#### GIVEN INFORMATION:

++++++++

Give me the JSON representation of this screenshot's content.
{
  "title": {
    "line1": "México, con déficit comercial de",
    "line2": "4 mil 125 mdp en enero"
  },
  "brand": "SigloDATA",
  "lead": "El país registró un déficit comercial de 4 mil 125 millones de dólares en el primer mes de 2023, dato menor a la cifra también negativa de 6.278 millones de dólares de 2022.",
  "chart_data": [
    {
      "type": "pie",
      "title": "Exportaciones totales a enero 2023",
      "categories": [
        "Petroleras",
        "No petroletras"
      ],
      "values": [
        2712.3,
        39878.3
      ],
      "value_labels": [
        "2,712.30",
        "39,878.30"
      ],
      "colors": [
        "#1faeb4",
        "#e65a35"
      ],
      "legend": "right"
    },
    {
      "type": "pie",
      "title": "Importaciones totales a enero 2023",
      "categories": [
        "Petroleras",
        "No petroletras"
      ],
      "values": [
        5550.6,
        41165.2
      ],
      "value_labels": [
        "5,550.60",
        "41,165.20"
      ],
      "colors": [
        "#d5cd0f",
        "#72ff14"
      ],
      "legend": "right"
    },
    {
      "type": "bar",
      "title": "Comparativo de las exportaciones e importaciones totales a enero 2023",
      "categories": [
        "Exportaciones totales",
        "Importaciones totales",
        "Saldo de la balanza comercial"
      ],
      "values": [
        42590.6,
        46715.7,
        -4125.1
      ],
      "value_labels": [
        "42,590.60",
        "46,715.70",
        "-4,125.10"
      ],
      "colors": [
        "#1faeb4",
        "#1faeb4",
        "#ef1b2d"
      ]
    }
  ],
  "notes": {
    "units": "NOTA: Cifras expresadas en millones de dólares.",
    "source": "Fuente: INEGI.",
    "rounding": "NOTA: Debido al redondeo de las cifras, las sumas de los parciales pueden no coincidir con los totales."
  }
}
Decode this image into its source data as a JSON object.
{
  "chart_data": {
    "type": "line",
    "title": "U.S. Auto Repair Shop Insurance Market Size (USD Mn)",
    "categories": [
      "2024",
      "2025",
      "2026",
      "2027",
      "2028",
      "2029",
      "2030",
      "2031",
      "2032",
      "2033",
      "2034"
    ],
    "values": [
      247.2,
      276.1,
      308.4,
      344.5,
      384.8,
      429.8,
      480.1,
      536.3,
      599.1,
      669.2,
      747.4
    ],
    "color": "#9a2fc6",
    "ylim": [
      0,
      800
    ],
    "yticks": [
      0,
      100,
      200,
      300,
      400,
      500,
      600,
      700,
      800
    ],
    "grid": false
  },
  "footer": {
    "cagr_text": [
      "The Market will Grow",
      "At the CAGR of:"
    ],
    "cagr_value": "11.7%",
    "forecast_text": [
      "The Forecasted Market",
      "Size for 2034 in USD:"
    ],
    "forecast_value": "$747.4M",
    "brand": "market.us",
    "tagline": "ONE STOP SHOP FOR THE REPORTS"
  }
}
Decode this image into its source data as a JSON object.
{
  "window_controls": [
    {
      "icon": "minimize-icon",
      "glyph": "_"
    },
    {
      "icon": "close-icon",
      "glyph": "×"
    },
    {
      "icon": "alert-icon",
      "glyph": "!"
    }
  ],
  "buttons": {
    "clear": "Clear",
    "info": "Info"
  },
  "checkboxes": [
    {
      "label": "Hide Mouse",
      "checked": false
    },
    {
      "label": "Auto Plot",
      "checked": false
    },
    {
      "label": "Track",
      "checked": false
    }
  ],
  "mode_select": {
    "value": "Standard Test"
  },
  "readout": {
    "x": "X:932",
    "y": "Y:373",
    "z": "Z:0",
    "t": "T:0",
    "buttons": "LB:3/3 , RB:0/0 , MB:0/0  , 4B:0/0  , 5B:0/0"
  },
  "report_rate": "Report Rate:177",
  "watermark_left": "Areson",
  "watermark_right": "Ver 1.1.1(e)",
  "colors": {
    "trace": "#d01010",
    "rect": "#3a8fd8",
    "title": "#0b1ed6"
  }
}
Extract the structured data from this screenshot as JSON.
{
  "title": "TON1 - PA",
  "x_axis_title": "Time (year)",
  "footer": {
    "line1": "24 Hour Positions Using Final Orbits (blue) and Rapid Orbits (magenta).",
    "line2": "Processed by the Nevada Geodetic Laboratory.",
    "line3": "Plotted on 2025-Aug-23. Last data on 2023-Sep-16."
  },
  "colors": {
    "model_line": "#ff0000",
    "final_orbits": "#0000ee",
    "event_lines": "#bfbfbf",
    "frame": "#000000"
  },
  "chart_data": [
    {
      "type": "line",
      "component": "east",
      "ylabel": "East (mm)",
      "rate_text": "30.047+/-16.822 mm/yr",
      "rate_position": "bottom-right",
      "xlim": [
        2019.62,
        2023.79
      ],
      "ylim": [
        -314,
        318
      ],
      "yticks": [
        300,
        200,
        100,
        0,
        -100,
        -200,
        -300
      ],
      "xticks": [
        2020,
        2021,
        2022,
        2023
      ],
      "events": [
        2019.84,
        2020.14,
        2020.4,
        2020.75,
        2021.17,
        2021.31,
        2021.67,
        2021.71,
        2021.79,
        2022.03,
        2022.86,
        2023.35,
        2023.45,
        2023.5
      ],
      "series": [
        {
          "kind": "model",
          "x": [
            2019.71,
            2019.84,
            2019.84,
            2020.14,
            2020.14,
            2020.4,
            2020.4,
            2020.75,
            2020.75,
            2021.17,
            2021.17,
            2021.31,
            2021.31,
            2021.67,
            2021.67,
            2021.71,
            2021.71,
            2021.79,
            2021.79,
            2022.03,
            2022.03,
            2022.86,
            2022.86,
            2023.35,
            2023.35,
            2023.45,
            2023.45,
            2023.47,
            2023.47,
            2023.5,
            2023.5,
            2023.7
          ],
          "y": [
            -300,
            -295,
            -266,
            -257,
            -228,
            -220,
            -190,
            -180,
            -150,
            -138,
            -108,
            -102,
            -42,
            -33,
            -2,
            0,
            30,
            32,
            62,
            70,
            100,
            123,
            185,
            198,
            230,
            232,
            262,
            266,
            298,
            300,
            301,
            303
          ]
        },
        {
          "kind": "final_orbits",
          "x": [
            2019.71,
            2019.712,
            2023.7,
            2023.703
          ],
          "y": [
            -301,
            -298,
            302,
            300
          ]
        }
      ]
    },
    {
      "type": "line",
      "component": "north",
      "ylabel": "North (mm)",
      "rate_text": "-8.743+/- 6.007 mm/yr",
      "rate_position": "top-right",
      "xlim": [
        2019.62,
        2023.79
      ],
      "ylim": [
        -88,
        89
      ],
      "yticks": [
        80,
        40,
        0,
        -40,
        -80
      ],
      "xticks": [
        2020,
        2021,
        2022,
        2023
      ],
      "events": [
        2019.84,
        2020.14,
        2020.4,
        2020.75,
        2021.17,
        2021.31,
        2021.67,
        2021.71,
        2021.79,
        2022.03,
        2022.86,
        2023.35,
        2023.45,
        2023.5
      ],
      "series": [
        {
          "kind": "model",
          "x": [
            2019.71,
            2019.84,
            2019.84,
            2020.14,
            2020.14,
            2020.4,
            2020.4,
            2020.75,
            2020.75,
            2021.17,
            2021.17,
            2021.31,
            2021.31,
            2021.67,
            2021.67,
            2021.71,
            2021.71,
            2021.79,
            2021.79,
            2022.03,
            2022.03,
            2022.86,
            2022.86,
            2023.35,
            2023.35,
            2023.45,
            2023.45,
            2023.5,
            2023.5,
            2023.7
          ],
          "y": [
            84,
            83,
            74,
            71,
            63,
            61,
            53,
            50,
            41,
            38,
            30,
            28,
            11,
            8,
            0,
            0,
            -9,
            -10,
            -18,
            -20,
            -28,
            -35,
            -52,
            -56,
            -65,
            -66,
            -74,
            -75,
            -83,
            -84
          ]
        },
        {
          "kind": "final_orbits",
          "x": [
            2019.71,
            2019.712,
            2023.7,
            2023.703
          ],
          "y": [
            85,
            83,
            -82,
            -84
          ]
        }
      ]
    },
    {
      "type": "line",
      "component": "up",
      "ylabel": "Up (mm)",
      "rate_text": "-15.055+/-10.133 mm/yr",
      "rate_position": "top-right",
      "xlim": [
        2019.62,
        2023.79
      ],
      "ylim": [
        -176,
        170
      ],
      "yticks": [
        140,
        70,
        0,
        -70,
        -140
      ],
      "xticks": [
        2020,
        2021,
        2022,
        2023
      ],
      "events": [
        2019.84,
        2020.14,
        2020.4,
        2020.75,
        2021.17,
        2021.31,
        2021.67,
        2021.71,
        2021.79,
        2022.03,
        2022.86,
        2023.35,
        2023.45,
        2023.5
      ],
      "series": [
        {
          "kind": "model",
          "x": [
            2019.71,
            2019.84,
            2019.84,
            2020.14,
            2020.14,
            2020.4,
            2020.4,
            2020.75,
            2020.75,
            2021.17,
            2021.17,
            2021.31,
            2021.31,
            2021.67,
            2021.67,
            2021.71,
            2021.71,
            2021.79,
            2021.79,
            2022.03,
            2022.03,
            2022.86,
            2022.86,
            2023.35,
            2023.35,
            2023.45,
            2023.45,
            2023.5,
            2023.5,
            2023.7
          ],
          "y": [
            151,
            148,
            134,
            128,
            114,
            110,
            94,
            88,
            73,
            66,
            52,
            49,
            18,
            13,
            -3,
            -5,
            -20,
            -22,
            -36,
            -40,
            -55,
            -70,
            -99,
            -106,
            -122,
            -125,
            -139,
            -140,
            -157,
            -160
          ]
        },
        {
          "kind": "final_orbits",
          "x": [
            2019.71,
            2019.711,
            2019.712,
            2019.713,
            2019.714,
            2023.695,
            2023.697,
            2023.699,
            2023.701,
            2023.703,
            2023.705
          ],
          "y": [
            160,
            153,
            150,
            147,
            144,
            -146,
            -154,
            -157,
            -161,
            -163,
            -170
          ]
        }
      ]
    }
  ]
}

++++++++

#### WORK REQUIRED:
Consider the entries above and return each line with the string "Auto".

#### WRITTEN ANSWER:
    "title": "U.S. Auto Repair Shop Insurance Market Size (USD Mn)",
      "label": "Auto Plot",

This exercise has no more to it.